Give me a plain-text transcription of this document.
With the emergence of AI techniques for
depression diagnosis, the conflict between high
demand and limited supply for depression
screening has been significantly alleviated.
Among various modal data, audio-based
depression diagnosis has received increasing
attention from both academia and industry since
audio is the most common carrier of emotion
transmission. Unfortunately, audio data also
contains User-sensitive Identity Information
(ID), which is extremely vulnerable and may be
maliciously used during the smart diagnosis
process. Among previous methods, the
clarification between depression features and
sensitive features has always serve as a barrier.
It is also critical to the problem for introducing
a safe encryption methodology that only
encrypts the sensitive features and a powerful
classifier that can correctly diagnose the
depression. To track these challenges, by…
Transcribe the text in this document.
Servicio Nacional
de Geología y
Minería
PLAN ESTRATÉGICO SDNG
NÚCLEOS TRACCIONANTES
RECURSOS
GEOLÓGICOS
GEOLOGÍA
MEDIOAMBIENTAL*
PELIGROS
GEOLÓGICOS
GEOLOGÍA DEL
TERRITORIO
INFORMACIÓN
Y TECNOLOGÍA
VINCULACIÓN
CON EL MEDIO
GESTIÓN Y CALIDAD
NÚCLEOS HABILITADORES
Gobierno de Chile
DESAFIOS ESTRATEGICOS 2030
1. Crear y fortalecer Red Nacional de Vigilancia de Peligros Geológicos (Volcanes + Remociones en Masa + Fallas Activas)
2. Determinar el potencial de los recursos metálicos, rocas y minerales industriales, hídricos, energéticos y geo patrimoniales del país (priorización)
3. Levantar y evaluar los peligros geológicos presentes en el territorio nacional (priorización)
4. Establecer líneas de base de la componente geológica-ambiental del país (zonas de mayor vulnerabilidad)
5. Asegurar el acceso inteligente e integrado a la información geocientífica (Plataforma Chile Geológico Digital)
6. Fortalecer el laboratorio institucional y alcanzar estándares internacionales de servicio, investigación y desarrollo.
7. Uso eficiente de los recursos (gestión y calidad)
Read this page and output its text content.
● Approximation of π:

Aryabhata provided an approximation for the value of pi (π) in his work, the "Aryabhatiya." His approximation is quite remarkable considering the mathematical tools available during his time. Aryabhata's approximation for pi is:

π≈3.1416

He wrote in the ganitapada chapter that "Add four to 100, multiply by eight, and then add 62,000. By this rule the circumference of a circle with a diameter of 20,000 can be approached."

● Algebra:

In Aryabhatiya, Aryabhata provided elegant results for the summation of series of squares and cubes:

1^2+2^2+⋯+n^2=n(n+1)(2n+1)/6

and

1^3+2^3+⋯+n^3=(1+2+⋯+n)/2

EXERCISE PROMPT
Tally up the lines holding the word "document" in the data above, and answer with that figure only.

WRITTEN SOLUTION
2